A MARATONA

Eu sabia...desde o início eu sabia que ia ser mais difícil do que o Atlético ser campeão. Mas, brasileiro é assim, tem a alma calejada, tropeça mas não desiste. A primeira etapa - a do cadastramento - já tinha sido enervante, prenunciando um segundo tempo impróprio para cardíacos. Que fiz, então, dessa vez? Montei plantão diante do computador. Uma vigília permanente. Dia e noite. Eu e minha esposa, na base do revezamento. Na hora de ir ao banheiro, o outro assumia. Bateu sono? A mesma tática: duas horas na cama para cada um. E quando o desânimo ficava maior que a esperança, repetíamos o mantra das arquibancadas: “eu acredito, eu acredito...”

Para não atrapalhar a concentração, também foi necessário desligar o telefone, esse intruso doméstico. Adotamos, enfim, um regime fechado dentro da própria casa, sem direito a visita, a televisão, a banho de sol. Foco absoluto na tentativa de emitir a guia de pagamento do e-Social doméstico até o dia 06 de novembro. Se fosse na época do Sarney, o trocadilho já estaria pronto: “Tudo Pelo e-Social.” Mas estamos em época de pátria educadora, onde país rico é – vejam que descoberta! - país sem pobreza.

E foi assim, sem pobreza de espírito, que eu me lancei numa maratona digital: vai e vem, sobe e desce, marchas e contramarchas sem fim. Um Sísifo do computador. Toda vez que chegava no comando para imprimir a guia, a pedra escapava das mãos e rolava montanha abaixo. E lá vai o vovô – de novo, de novo e mil vezes de novo! - apanhar a pedra no sopé da montanha, cada vez mais íngreme, e subir com ela nos ombros, cada vez mais recurvados, consolando-se com os versos de Drummond: “no meio do caminho tinha uma pedra, tinha uma pedra no meio do caminho.” Na verdade, uma pedreira.

****************************************

= Tarefas =
(a) Resuma em duas frases o trecho selecionado sobre o e-Social doméstico.
(b) Continue o trecho selecionado sobre o e-Social doméstico a partir do ponto em que ele termina.

= Registros fornecidos =
****************************************

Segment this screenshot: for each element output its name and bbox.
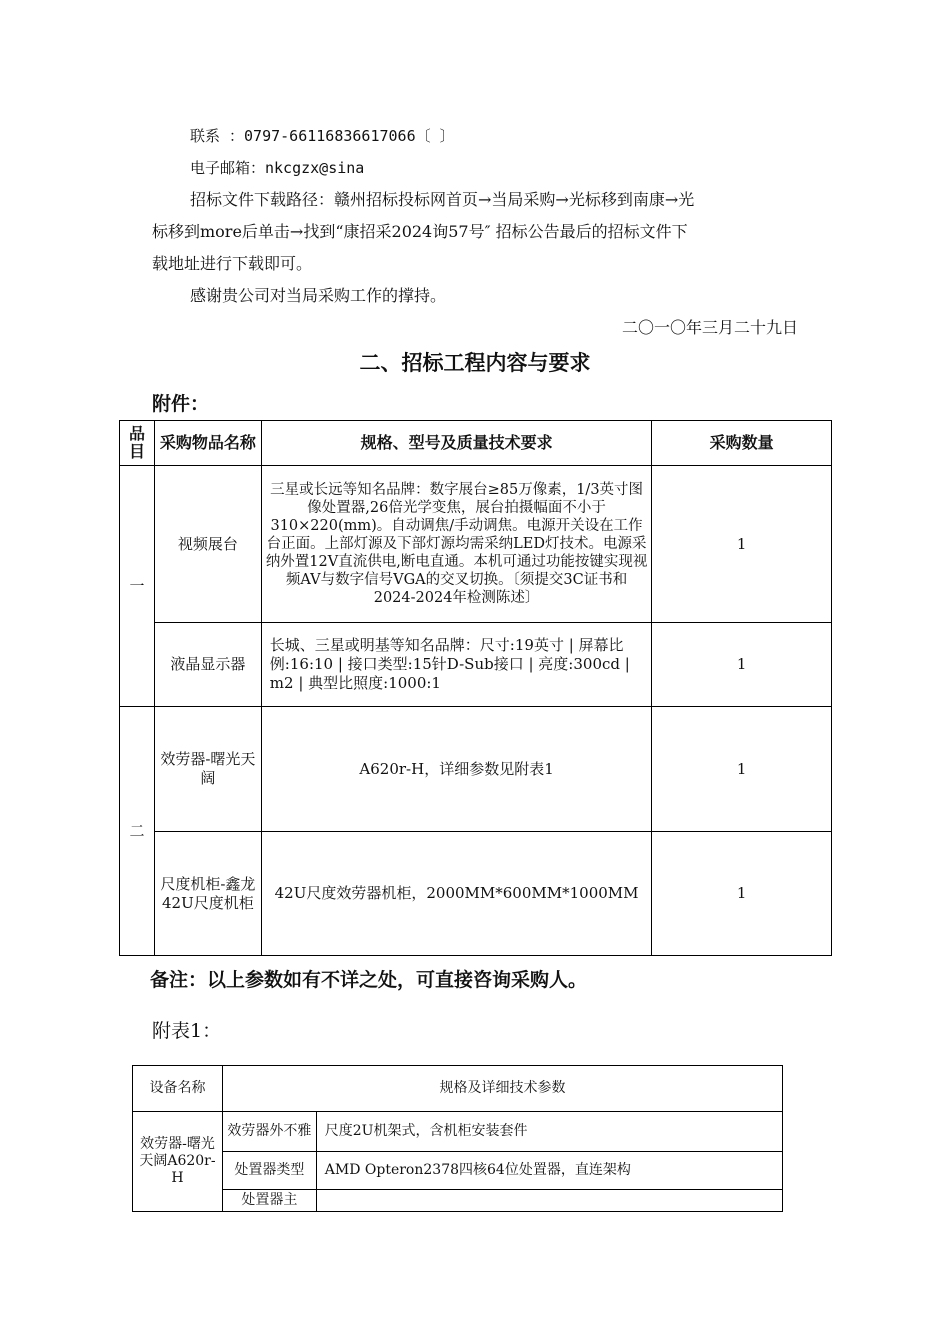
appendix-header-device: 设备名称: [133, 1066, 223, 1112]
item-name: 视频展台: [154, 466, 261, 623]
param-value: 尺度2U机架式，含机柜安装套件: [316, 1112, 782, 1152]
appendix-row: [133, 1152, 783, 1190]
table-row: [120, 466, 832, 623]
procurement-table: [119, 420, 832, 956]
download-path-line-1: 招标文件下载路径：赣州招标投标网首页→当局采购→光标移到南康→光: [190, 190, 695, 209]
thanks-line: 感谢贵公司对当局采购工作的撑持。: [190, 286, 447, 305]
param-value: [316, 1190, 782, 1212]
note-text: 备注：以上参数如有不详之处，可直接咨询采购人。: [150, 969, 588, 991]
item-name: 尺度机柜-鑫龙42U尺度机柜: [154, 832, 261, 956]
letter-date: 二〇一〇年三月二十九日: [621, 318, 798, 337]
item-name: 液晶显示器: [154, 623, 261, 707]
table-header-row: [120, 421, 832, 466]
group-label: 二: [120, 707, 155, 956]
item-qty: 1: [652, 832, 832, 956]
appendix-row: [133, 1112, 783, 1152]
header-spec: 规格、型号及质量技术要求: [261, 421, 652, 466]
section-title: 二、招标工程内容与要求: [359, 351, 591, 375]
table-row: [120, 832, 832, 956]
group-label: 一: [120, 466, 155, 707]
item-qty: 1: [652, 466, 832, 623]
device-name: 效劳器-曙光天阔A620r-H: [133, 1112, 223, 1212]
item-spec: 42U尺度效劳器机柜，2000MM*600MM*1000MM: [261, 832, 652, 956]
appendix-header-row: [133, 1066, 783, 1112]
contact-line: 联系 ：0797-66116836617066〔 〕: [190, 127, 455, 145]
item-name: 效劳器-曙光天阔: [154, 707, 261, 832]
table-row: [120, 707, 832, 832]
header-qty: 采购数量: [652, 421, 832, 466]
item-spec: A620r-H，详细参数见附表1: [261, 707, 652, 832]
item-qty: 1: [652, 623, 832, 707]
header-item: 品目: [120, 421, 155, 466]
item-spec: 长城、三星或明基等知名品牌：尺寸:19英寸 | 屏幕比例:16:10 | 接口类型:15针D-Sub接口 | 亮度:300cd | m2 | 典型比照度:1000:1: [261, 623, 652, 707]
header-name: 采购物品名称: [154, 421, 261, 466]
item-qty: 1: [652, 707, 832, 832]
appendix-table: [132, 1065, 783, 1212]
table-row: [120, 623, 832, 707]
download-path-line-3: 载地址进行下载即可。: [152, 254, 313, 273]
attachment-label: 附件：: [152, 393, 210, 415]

****************************************

= Respostas =
(a) Quem narra conta que, com a esposa, montou um plantão dia e noite diante do computador, em revezamento e com o telefone desligado, para tentar emitir a guia de pagamento do e-Social doméstico até o dia 6 de novembro. A tentativa virou uma maratona digital sem fim, comparada à tarefa de Sísifo, porque toda vez que chegava ao comando para imprimir a guia tudo voltava ao começo.

(b)
Quando, já sem forças, concluí que se tratava de uma missão impossível, o árbitro da partida anunciou uma prorrogação até o dia 30. Ufa! Que alívio! Prisão domiciliar relaxada, já posso sair de casa e passear com meus netos. Ir ao parque de diversões. Tomar sorvete. Comer pipoca. Quem sabe, comprar os presentes de Natal?

O chato é que vou fazer tudo isso como se portasse uma tornozeleira eletrônica. Porque eu sei que, no final do mês, provavelmente voltarei à reclusão imposta pelo site do e-Social. Àquela tortura do sobe e desce, vai e vem, tentativa e erro, esperando...esperando Godot.

Mas, de um coisa eu tenho certeza: se o Galo conseguir pôr a mão na taça, eu também vou conseguir a emissão da guia.

Nisso eu acredito!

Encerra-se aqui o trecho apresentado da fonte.